Dataset items
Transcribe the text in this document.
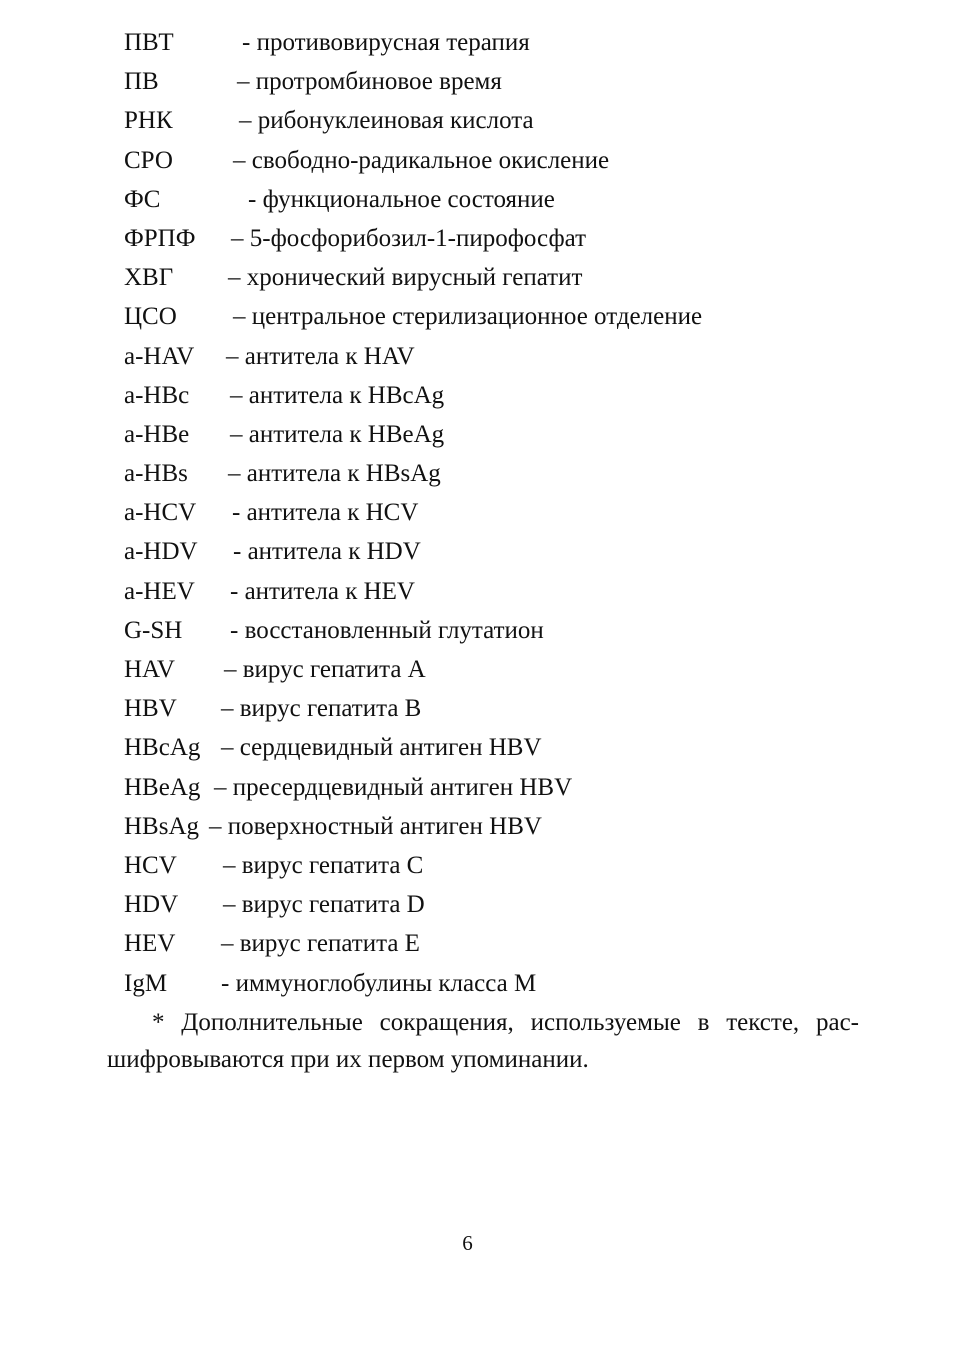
ПВТ	- противовирусная терапия
ПВ	– протромбиновое время
РНК	– рибонуклеиновая кислота
СРО – свободно-радикальное окисление
ФС	- функциональное состояние
ФРПФ – 5-фосфорибозил-1-пирофосфат
ХВГ – хронический вирусный гепатит
ЦСО – центральное стерилизационное отделение
a-HAV – антитела к HAV
a-HBc – антитела к HBcAg
a-HBe – антитела к HBeAg
a-HBs – антитела к HBsAg
a-HCV - антитела к HCV
a-HDV - антитела к HDV
a-HEV - антитела к HEV
G-SH - восстановленный глутатион
HAV – вирус гепатита А
HBV – вирус гепатита В
HBcAg – сердцевидный антиген HBV
HBeAg – пресердцевидный антиген HBV
HBsAg – поверхностный антиген HBV
HCV – вирус гепатита С
HDV – вирус гепатита D
HEV – вирус гепатита Е
IgM - иммуноглобулины класса М

* Дополнительные сокращения, используемые в тексте, рас-шифровываются при их первом упоминании.

6
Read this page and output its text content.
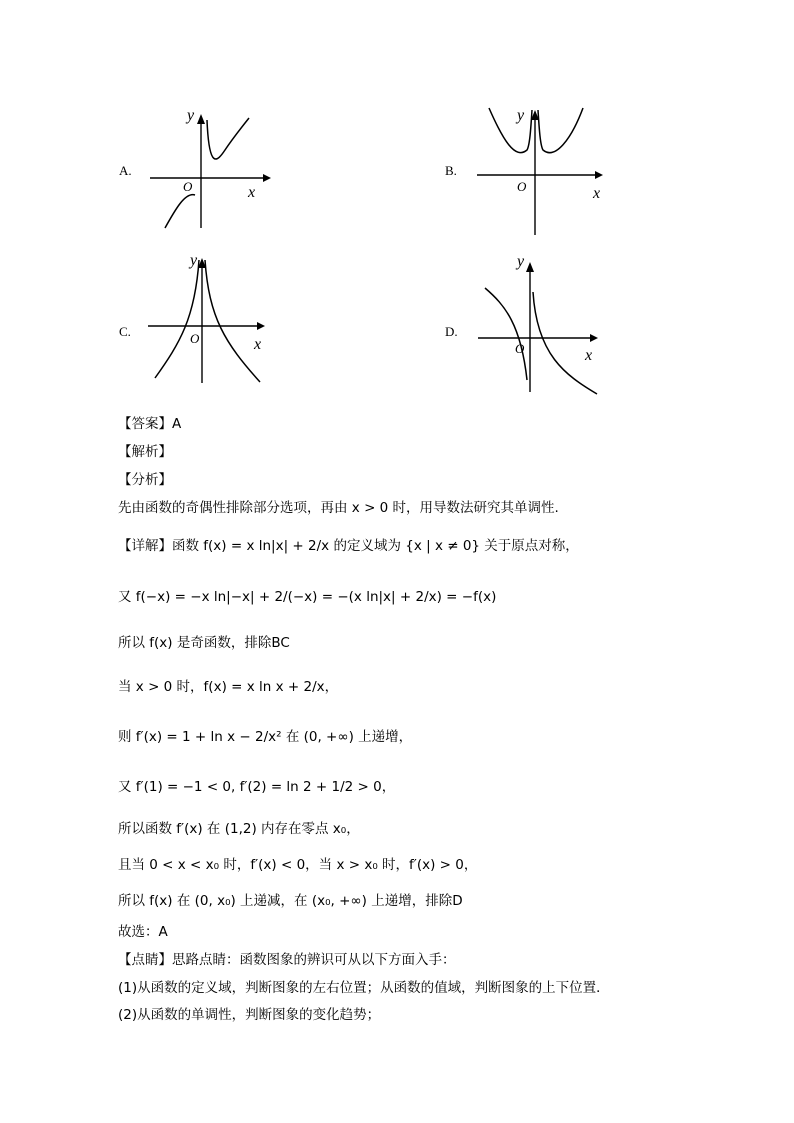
A.
y
x
O
B.
y
x
O
C.
y
x
O	D.
y
x
O
【答案】A
【解析】
【分析】
先由函数的奇偶性排除部分选项，再由 x > 0 时，用导数法研究其单调性.
【详解】函数 f(x) = x ln|x| + 2/x 的定义域为 {x | x ≠ 0} 关于原点对称，
又 f(−x) = −x ln|−x| + 2/(−x) = −(x ln|x| + 2/x) = −f(x)
所以 f(x) 是奇函数，排除BC
当 x > 0 时，f(x) = x ln x + 2/x，
则 f′(x) = 1 + ln x − 2/x² 在 (0, +∞) 上递增，
又 f′(1) = −1 < 0, f′(2) = ln 2 + 1/2 > 0，
所以函数 f′(x) 在 (1,2) 内存在零点 x₀，
且当 0 < x < x₀ 时，f′(x) < 0，当 x > x₀ 时，f′(x) > 0，
所以 f(x) 在 (0, x₀) 上递减，在 (x₀, +∞) 上递增，排除D
故选：A
【点睛】思路点睛：函数图象的辨识可从以下方面入手：
(1)从函数的定义域，判断图象的左右位置；从函数的值域，判断图象的上下位置．
(2)从函数的单调性，判断图象的变化趋势；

_What the task asks_: What comes back should match the records exactly, minus any pictures.

_Result_:
Transcribe the text in this document.
ПВТ	- противовирусная терапия
ПВ	– протромбиновое время
РНК	– рибонуклеиновая кислота
СРО – свободно-радикальное окисление
ФС	- функциональное состояние
ФРПФ – 5-фосфорибозил-1-пирофосфат
ХВГ – хронический вирусный гепатит
ЦСО – центральное стерилизационное отделение
a-HAV – антитела к HAV
a-HBc – антитела к HBcAg
a-HBe – антитела к HBeAg
a-HBs – антитела к HBsAg
a-HCV - антитела к HCV
a-HDV - антитела к HDV
a-HEV - антитела к HEV
G-SH - восстановленный глутатион
HAV – вирус гепатита А
HBV – вирус гепатита В
HBcAg – сердцевидный антиген HBV
HBeAg – пресердцевидный антиген HBV
HBsAg – поверхностный антиген HBV
HCV – вирус гепатита С
HDV – вирус гепатита D
HEV – вирус гепатита Е
IgM - иммуноглобулины класса М

* Дополнительные сокращения, используемые в тексте, рас-шифровываются при их первом упоминании.

6
Read this page and output its text content.
A.
y
x
O
B.
y
x
O
C.
y
x
O	D.
y
x
O
【答案】A
【解析】
【分析】
先由函数的奇偶性排除部分选项，再由 x > 0 时，用导数法研究其单调性.
【详解】函数 f(x) = x ln|x| + 2/x 的定义域为 {x | x ≠ 0} 关于原点对称，
又 f(−x) = −x ln|−x| + 2/(−x) = −(x ln|x| + 2/x) = −f(x)
所以 f(x) 是奇函数，排除BC
当 x > 0 时，f(x) = x ln x + 2/x，
则 f′(x) = 1 + ln x − 2/x² 在 (0, +∞) 上递增，
又 f′(1) = −1 < 0, f′(2) = ln 2 + 1/2 > 0，
所以函数 f′(x) 在 (1,2) 内存在零点 x₀，
且当 0 < x < x₀ 时，f′(x) < 0，当 x > x₀ 时，f′(x) > 0，
所以 f(x) 在 (0, x₀) 上递减，在 (x₀, +∞) 上递增，排除D
故选：A
【点睛】思路点睛：函数图象的辨识可从以下方面入手：
(1)从函数的定义域，判断图象的左右位置；从函数的值域，判断图象的上下位置．
(2)从函数的单调性，判断图象的变化趋势；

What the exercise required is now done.